(Dataset items)
######
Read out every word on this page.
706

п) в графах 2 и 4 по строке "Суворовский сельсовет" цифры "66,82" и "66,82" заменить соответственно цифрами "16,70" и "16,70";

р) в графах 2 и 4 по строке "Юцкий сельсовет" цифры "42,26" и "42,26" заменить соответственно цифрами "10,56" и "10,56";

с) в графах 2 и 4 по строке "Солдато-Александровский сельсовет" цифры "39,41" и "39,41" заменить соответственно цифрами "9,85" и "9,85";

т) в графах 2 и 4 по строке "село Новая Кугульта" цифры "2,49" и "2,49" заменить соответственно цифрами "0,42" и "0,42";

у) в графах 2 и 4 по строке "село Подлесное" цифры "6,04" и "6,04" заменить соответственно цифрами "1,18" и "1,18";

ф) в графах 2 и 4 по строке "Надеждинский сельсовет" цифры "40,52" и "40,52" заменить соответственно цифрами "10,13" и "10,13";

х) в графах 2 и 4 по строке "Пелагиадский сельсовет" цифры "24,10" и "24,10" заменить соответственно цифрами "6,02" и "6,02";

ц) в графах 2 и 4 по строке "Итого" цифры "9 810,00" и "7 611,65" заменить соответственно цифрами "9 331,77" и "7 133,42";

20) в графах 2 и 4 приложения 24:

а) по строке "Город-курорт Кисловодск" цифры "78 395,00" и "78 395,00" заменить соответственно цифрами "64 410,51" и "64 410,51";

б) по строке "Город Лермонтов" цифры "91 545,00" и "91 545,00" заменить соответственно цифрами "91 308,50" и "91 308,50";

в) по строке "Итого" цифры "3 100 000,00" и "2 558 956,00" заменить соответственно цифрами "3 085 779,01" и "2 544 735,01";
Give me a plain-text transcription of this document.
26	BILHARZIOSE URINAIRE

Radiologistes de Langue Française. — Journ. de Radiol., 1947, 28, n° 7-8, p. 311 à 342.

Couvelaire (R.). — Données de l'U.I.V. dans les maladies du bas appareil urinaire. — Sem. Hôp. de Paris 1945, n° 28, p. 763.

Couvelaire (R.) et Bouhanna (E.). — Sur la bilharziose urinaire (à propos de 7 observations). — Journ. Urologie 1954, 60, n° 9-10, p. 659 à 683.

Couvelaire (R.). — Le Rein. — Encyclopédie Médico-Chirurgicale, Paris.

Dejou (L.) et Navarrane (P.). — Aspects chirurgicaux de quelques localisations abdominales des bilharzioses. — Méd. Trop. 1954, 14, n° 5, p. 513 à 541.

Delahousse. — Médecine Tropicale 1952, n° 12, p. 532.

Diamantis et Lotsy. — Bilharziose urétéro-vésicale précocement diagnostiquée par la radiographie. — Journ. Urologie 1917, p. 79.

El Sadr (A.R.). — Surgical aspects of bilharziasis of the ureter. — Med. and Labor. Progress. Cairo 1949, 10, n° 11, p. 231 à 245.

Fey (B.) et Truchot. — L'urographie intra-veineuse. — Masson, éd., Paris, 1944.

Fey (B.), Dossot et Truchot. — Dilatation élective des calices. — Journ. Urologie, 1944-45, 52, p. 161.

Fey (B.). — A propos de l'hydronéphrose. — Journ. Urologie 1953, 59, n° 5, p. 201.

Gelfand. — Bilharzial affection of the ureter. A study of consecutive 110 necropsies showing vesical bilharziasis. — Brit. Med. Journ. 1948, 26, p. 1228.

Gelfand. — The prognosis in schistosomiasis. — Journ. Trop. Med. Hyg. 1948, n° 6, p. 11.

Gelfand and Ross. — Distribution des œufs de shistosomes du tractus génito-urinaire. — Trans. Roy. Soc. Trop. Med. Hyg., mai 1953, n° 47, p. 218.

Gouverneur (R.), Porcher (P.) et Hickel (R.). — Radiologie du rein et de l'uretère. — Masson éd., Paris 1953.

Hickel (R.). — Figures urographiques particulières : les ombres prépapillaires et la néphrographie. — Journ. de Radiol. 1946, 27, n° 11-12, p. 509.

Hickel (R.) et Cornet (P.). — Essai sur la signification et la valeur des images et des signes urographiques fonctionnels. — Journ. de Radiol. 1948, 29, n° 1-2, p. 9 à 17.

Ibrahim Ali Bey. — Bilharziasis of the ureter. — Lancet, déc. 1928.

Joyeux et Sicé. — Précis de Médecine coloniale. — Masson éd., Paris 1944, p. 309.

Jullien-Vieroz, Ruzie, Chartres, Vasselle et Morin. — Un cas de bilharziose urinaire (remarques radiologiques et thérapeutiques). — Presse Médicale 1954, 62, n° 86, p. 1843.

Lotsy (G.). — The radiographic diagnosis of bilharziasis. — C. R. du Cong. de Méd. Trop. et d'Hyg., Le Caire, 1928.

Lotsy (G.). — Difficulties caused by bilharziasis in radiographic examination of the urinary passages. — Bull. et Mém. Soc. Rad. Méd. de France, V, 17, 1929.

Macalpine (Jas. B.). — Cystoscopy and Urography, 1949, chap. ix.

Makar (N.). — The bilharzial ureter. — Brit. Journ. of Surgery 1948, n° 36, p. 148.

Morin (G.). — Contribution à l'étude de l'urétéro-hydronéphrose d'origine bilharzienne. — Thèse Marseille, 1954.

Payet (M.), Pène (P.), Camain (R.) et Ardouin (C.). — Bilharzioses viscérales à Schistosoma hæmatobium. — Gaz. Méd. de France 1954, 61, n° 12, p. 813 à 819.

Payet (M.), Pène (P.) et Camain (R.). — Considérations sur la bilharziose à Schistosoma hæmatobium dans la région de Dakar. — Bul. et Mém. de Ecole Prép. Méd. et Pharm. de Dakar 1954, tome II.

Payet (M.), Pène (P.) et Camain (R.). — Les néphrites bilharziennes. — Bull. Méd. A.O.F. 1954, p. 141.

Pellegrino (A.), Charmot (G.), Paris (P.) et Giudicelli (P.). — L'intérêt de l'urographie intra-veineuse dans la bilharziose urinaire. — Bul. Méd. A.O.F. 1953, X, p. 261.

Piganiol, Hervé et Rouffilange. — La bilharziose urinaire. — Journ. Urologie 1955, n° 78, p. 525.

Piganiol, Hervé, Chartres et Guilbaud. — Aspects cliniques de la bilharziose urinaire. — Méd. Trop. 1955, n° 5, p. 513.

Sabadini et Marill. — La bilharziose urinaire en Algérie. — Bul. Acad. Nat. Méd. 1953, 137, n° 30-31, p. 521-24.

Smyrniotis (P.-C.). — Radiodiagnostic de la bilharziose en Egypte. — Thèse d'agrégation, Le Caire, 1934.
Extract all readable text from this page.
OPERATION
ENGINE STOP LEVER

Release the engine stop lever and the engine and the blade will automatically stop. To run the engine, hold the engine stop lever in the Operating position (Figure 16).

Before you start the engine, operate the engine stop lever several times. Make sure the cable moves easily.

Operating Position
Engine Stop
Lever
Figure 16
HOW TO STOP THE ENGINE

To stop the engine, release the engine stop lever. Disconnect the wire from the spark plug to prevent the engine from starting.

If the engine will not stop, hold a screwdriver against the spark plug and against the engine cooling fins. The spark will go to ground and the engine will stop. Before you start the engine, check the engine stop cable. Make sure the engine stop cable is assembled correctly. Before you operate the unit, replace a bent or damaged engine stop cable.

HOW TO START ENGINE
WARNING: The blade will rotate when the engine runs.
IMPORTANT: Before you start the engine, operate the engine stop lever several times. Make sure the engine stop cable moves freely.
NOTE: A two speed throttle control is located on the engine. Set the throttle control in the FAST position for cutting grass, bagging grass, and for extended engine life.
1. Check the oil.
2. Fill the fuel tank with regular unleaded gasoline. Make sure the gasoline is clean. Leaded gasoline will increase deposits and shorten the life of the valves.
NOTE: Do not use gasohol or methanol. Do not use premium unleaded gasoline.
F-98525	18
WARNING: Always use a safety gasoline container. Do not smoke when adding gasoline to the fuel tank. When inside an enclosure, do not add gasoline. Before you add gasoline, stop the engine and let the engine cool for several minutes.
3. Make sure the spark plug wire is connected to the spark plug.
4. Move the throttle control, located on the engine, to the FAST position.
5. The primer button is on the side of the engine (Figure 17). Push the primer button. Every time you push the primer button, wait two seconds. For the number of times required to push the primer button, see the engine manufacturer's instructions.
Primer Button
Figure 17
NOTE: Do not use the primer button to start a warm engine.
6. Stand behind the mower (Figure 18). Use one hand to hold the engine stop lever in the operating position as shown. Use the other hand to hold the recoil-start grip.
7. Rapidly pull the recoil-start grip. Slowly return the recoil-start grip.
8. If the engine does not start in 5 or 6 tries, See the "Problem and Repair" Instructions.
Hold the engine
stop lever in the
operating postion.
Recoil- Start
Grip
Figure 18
######
* Exercise *
Select all lines with the word "Couvelaire" from the entries above.

* Expected output *
Couvelaire (R.). — Données de l'U.I.V. dans les maladies du bas appareil urinaire. — Sem. Hôp. de Paris 1945, n° 28, p. 763.
Couvelaire (R.) et Bouhanna (E.). — Sur la bilharziose urinaire (à propos de 7 observations). — Journ. Urologie 1954, 60, n° 9-10, p. 659 à 683.
Couvelaire (R.). — Le Rein. — Encyclopédie Médico-Chirurgicale, Paris.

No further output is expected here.